[Rows from a dataset]
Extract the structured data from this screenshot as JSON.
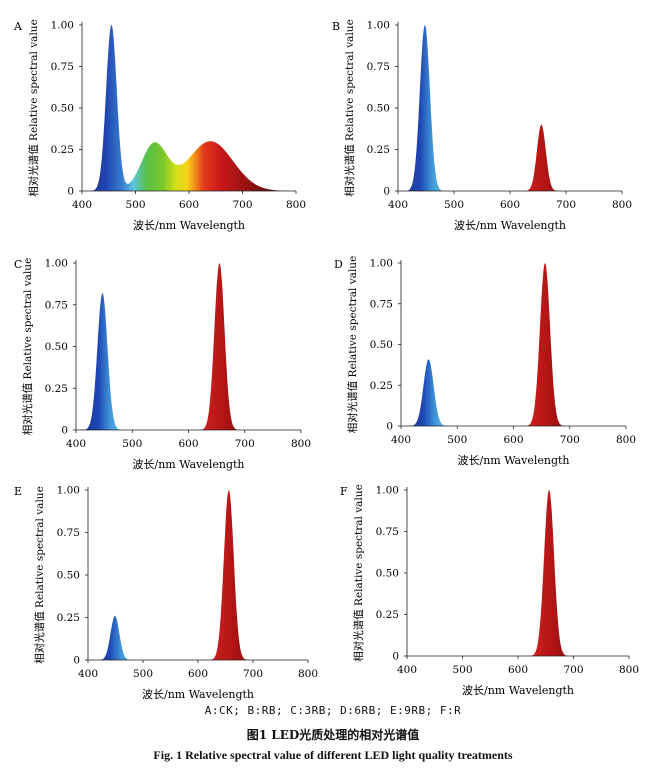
{
  "chart_data": [
    {
      "type": "area",
      "panel_label": "A",
      "ylabel": "相对光谱值 Relative spectral value",
      "xlabel": "波长/nm Wavelength",
      "xlim": [
        400,
        800
      ],
      "ylim": [
        0,
        1
      ],
      "x_ticks": [
        "400",
        "500",
        "600",
        "700",
        "800"
      ],
      "y_ticks": [
        "0",
        "0.25",
        "0.50",
        "0.75",
        "1.00"
      ],
      "spectrum": "white",
      "peaks": [
        {
          "center": 455,
          "height": 1.0,
          "width": 10
        },
        {
          "center": 535,
          "height": 0.28,
          "width": 24
        },
        {
          "center": 640,
          "height": 0.3,
          "width": 42
        }
      ]
    },
    {
      "type": "area",
      "panel_label": "B",
      "ylabel": "相对光谱值 Relative spectral value",
      "xlabel": "波长/nm Wavelength",
      "xlim": [
        400,
        800
      ],
      "ylim": [
        0,
        1
      ],
      "x_ticks": [
        "400",
        "500",
        "600",
        "700",
        "800"
      ],
      "y_ticks": [
        "0",
        "0.25",
        "0.50",
        "0.75",
        "1.00"
      ],
      "spectrum": "blue-red",
      "peaks": [
        {
          "center": 448,
          "height": 1.0,
          "width": 9
        },
        {
          "center": 656,
          "height": 0.4,
          "width": 8
        }
      ]
    },
    {
      "type": "area",
      "panel_label": "C",
      "ylabel": "相对光谱值 Relative spectral value",
      "xlabel": "波长/nm Wavelength",
      "xlim": [
        400,
        800
      ],
      "ylim": [
        0,
        1
      ],
      "x_ticks": [
        "400",
        "500",
        "600",
        "700",
        "800"
      ],
      "y_ticks": [
        "0",
        "0.25",
        "0.50",
        "0.75",
        "1.00"
      ],
      "spectrum": "blue-red",
      "peaks": [
        {
          "center": 447,
          "height": 0.82,
          "width": 9
        },
        {
          "center": 655,
          "height": 1.0,
          "width": 9
        }
      ]
    },
    {
      "type": "area",
      "panel_label": "D",
      "ylabel": "相对光谱值 Relative spectral value",
      "xlabel": "波长/nm Wavelength",
      "xlim": [
        400,
        800
      ],
      "ylim": [
        0,
        1
      ],
      "x_ticks": [
        "400",
        "500",
        "600",
        "700",
        "800"
      ],
      "y_ticks": [
        "0",
        "0.25",
        "0.50",
        "0.75",
        "1.00"
      ],
      "spectrum": "blue-red",
      "peaks": [
        {
          "center": 449,
          "height": 0.41,
          "width": 9
        },
        {
          "center": 656,
          "height": 1.0,
          "width": 9
        }
      ]
    },
    {
      "type": "area",
      "panel_label": "E",
      "ylabel": "相对光谱值 Relative spectral value",
      "xlabel": "波长/nm Wavelength",
      "xlim": [
        400,
        800
      ],
      "ylim": [
        0,
        1
      ],
      "x_ticks": [
        "400",
        "500",
        "600",
        "700",
        "800"
      ],
      "y_ticks": [
        "0",
        "0.25",
        "0.50",
        "0.75",
        "1.00"
      ],
      "spectrum": "blue-red",
      "peaks": [
        {
          "center": 449,
          "height": 0.26,
          "width": 8
        },
        {
          "center": 656,
          "height": 1.0,
          "width": 9
        }
      ]
    },
    {
      "type": "area",
      "panel_label": "F",
      "ylabel": "相对光谱值 Relative spectral value",
      "xlabel": "波长/nm Wavelength",
      "xlim": [
        400,
        800
      ],
      "ylim": [
        0,
        1
      ],
      "x_ticks": [
        "400",
        "500",
        "600",
        "700",
        "800"
      ],
      "y_ticks": [
        "0",
        "0.25",
        "0.50",
        "0.75",
        "1.00"
      ],
      "spectrum": "red",
      "peaks": [
        {
          "center": 656,
          "height": 1.0,
          "width": 9
        }
      ]
    }
  ],
  "captions": {
    "legend": "A:CK; B:RB; C:3RB; D:6RB; E:9RB; F:R",
    "title_zh": "图1   LED光质处理的相对光谱值",
    "title_en": "Fig. 1    Relative spectral value of different LED light quality treatments"
  },
  "colors": {
    "blue": "#1f3fa0",
    "cyan": "#4fc3e0",
    "green": "#6cc12a",
    "yellow": "#f3e21c",
    "red": "#c41a1a",
    "dark_red": "#3a0606"
  }
}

Work to complete => Reproduce every record word for word. The copy must contain no pictures.

The solution =>
Extract the structured data from this screenshot as JSON.
{
  "chart_data": [
    {
      "type": "area",
      "panel_label": "A",
      "ylabel": "相对光谱值 Relative spectral value",
      "xlabel": "波长/nm Wavelength",
      "xlim": [
        400,
        800
      ],
      "ylim": [
        0,
        1
      ],
      "x_ticks": [
        "400",
        "500",
        "600",
        "700",
        "800"
      ],
      "y_ticks": [
        "0",
        "0.25",
        "0.50",
        "0.75",
        "1.00"
      ],
      "spectrum": "white",
      "peaks": [
        {
          "center": 455,
          "height": 1.0,
          "width": 10
        },
        {
          "center": 535,
          "height": 0.28,
          "width": 24
        },
        {
          "center": 640,
          "height": 0.3,
          "width": 42
        }
      ]
    },
    {
      "type": "area",
      "panel_label": "B",
      "ylabel": "相对光谱值 Relative spectral value",
      "xlabel": "波长/nm Wavelength",
      "xlim": [
        400,
        800
      ],
      "ylim": [
        0,
        1
      ],
      "x_ticks": [
        "400",
        "500",
        "600",
        "700",
        "800"
      ],
      "y_ticks": [
        "0",
        "0.25",
        "0.50",
        "0.75",
        "1.00"
      ],
      "spectrum": "blue-red",
      "peaks": [
        {
          "center": 448,
          "height": 1.0,
          "width": 9
        },
        {
          "center": 656,
          "height": 0.4,
          "width": 8
        }
      ]
    },
    {
      "type": "area",
      "panel_label": "C",
      "ylabel": "相对光谱值 Relative spectral value",
      "xlabel": "波长/nm Wavelength",
      "xlim": [
        400,
        800
      ],
      "ylim": [
        0,
        1
      ],
      "x_ticks": [
        "400",
        "500",
        "600",
        "700",
        "800"
      ],
      "y_ticks": [
        "0",
        "0.25",
        "0.50",
        "0.75",
        "1.00"
      ],
      "spectrum": "blue-red",
      "peaks": [
        {
          "center": 447,
          "height": 0.82,
          "width": 9
        },
        {
          "center": 655,
          "height": 1.0,
          "width": 9
        }
      ]
    },
    {
      "type": "area",
      "panel_label": "D",
      "ylabel": "相对光谱值 Relative spectral value",
      "xlabel": "波长/nm Wavelength",
      "xlim": [
        400,
        800
      ],
      "ylim": [
        0,
        1
      ],
      "x_ticks": [
        "400",
        "500",
        "600",
        "700",
        "800"
      ],
      "y_ticks": [
        "0",
        "0.25",
        "0.50",
        "0.75",
        "1.00"
      ],
      "spectrum": "blue-red",
      "peaks": [
        {
          "center": 449,
          "height": 0.41,
          "width": 9
        },
        {
          "center": 656,
          "height": 1.0,
          "width": 9
        }
      ]
    },
    {
      "type": "area",
      "panel_label": "E",
      "ylabel": "相对光谱值 Relative spectral value",
      "xlabel": "波长/nm Wavelength",
      "xlim": [
        400,
        800
      ],
      "ylim": [
        0,
        1
      ],
      "x_ticks": [
        "400",
        "500",
        "600",
        "700",
        "800"
      ],
      "y_ticks": [
        "0",
        "0.25",
        "0.50",
        "0.75",
        "1.00"
      ],
      "spectrum": "blue-red",
      "peaks": [
        {
          "center": 449,
          "height": 0.26,
          "width": 8
        },
        {
          "center": 656,
          "height": 1.0,
          "width": 9
        }
      ]
    },
    {
      "type": "area",
      "panel_label": "F",
      "ylabel": "相对光谱值 Relative spectral value",
      "xlabel": "波长/nm Wavelength",
      "xlim": [
        400,
        800
      ],
      "ylim": [
        0,
        1
      ],
      "x_ticks": [
        "400",
        "500",
        "600",
        "700",
        "800"
      ],
      "y_ticks": [
        "0",
        "0.25",
        "0.50",
        "0.75",
        "1.00"
      ],
      "spectrum": "red",
      "peaks": [
        {
          "center": 656,
          "height": 1.0,
          "width": 9
        }
      ]
    }
  ],
  "captions": {
    "legend": "A:CK; B:RB; C:3RB; D:6RB; E:9RB; F:R",
    "title_zh": "图1   LED光质处理的相对光谱值",
    "title_en": "Fig. 1    Relative spectral value of different LED light quality treatments"
  },
  "colors": {
    "blue": "#1f3fa0",
    "cyan": "#4fc3e0",
    "green": "#6cc12a",
    "yellow": "#f3e21c",
    "red": "#c41a1a",
    "dark_red": "#3a0606"
  }
}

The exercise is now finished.